[Exercise description]: Lines containing the word "true" need to be counted. Please reply with how many there are, and nothing else.
---------- Dataset
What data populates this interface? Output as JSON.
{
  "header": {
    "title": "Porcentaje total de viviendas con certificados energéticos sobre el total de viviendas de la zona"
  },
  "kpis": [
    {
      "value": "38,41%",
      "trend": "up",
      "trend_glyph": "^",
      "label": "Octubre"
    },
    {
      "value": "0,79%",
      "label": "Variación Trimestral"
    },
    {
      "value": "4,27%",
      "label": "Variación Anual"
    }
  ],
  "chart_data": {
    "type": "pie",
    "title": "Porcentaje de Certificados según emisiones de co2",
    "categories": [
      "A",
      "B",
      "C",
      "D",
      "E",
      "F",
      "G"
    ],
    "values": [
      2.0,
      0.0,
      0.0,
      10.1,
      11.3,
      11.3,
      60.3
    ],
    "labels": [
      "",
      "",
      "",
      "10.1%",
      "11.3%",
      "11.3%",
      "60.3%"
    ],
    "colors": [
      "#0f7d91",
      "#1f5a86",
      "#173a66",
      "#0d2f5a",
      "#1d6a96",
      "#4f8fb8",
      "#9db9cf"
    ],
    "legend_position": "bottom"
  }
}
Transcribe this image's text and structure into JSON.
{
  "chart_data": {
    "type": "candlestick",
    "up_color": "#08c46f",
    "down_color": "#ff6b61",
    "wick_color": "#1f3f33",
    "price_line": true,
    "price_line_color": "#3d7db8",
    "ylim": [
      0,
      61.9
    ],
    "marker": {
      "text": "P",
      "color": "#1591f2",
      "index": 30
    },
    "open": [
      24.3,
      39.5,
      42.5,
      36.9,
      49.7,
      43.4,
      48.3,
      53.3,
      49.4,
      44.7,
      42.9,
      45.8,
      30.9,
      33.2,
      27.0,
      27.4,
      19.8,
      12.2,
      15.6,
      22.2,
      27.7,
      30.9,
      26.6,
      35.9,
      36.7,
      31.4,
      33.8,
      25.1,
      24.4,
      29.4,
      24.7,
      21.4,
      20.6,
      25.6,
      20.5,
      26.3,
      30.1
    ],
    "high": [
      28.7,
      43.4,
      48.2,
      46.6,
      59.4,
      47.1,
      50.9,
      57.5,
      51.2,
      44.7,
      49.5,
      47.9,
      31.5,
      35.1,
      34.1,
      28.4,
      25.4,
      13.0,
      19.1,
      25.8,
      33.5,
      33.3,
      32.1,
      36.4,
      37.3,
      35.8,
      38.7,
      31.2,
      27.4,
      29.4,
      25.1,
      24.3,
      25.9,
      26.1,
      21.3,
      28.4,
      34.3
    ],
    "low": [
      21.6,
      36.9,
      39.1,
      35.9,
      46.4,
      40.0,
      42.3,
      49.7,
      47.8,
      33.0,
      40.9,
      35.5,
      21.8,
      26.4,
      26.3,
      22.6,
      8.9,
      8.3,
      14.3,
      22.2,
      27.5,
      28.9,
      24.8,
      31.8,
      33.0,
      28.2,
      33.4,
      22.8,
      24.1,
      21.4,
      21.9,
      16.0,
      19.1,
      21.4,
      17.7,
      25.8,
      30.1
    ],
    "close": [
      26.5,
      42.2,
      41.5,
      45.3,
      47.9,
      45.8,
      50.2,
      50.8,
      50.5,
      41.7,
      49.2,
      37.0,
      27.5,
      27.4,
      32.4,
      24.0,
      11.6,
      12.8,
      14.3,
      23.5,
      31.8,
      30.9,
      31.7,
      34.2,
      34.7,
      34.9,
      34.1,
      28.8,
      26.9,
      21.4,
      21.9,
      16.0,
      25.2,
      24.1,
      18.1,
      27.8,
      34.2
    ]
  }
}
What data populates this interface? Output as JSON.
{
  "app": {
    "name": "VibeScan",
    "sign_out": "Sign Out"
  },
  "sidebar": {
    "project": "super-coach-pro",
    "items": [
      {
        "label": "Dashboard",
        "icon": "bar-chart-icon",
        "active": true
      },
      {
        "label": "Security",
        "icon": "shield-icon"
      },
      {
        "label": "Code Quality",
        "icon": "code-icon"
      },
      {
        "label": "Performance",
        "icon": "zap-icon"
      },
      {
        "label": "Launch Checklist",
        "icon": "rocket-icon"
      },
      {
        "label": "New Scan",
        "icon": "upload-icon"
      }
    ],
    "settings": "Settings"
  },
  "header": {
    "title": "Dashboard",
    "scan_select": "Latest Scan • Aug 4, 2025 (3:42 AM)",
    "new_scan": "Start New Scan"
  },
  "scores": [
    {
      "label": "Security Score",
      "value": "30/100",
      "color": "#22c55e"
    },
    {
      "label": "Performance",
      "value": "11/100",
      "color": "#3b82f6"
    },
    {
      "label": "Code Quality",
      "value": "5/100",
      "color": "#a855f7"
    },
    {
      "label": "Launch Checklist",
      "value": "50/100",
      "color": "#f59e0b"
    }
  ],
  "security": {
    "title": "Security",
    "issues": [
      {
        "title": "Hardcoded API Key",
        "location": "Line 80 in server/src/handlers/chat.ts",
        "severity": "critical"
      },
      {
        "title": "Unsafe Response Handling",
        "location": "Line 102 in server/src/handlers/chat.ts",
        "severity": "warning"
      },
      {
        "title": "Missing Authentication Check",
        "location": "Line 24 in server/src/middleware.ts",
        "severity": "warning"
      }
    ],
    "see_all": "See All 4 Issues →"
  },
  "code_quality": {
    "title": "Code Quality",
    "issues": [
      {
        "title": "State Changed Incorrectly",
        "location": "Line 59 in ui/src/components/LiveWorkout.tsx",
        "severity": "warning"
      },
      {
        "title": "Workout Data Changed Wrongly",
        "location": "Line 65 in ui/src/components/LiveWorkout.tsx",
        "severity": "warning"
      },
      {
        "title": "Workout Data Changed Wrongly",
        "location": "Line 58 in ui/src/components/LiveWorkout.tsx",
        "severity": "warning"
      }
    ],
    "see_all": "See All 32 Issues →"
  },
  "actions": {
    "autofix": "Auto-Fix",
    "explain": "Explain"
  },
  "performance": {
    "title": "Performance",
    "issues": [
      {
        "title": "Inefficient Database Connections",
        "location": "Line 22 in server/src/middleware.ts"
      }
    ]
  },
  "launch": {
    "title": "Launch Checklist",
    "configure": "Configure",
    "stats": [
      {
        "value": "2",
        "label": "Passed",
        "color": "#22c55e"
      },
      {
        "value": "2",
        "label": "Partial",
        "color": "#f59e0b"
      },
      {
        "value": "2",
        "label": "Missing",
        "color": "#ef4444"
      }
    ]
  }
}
--------------------
---------- Dataset
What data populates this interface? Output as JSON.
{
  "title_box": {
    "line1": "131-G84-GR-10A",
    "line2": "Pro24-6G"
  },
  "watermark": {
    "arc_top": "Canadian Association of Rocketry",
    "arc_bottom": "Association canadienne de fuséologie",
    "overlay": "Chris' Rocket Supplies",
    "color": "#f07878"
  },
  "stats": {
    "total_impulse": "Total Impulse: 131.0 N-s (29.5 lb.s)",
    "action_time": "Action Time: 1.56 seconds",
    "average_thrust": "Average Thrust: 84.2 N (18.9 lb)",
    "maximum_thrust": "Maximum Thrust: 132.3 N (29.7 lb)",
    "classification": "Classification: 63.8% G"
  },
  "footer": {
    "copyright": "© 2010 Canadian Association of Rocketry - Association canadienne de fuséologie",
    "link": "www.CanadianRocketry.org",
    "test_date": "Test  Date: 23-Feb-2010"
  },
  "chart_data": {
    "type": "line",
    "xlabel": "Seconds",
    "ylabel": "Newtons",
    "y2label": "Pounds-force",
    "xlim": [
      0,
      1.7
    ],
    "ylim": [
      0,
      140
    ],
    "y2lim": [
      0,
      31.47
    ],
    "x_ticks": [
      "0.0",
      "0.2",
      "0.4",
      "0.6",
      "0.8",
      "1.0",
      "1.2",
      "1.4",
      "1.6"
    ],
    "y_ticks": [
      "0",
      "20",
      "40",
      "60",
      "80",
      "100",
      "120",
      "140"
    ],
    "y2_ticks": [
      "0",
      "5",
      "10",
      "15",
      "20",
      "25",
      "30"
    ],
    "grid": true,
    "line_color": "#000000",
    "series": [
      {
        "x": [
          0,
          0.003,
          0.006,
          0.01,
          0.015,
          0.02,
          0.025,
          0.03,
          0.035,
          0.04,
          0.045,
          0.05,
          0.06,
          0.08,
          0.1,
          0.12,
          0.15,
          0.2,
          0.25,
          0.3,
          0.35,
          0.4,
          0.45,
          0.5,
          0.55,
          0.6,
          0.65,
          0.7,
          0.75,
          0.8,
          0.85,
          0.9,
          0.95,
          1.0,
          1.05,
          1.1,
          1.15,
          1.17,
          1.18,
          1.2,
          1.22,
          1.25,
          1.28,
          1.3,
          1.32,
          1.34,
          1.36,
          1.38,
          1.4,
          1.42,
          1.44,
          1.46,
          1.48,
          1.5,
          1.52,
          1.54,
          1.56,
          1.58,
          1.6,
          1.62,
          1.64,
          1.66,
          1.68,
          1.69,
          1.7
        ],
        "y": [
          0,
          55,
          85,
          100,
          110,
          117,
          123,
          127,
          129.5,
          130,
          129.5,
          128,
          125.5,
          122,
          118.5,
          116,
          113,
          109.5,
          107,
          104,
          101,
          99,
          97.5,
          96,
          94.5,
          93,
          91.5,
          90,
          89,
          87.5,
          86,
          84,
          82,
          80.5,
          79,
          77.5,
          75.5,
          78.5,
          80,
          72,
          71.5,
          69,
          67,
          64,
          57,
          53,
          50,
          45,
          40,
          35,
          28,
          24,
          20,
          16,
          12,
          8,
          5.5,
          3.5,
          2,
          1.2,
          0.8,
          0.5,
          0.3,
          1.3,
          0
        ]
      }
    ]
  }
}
--------------------
---------- Dataset
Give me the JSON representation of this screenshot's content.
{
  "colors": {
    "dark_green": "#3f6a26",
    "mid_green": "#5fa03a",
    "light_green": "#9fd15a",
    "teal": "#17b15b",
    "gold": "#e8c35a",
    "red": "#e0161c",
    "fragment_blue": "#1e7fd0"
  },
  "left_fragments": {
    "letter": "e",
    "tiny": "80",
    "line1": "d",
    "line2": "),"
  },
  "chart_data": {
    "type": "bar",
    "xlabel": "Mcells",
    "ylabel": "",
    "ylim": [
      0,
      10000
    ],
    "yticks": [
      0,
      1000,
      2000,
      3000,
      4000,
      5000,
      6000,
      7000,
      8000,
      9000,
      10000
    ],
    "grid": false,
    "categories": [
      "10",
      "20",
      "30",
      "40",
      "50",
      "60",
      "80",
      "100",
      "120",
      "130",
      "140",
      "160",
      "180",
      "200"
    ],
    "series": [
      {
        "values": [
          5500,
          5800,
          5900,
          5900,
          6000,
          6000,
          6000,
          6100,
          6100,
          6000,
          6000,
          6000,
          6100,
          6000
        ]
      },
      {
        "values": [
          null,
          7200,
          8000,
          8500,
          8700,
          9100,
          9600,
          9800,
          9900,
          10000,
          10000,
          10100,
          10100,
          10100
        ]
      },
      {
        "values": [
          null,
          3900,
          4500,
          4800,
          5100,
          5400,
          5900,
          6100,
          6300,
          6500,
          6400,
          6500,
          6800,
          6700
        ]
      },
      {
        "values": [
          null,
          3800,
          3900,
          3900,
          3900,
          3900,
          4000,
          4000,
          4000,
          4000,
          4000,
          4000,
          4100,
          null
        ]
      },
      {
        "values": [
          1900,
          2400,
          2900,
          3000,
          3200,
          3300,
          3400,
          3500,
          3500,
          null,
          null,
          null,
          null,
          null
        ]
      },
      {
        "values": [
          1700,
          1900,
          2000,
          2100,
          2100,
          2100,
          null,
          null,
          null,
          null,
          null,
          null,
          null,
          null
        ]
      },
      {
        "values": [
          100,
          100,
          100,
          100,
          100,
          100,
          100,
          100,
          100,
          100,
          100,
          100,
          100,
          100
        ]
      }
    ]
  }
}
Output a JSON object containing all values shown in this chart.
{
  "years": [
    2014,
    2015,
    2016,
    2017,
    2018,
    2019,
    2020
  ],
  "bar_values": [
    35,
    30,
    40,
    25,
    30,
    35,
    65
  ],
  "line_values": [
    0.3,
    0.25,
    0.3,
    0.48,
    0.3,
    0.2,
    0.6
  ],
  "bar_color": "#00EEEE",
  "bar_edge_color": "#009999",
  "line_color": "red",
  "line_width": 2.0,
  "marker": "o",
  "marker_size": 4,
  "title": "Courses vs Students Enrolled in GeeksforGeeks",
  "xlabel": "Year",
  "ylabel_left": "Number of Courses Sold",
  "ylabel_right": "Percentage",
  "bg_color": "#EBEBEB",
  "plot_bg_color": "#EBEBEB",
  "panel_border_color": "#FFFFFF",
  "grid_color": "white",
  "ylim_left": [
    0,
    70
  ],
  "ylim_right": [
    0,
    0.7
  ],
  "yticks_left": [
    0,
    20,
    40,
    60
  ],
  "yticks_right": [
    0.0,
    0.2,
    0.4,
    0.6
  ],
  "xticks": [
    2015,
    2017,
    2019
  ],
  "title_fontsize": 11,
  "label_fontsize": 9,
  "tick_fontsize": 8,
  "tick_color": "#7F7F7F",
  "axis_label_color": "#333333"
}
--------------------
[Written answer]: 3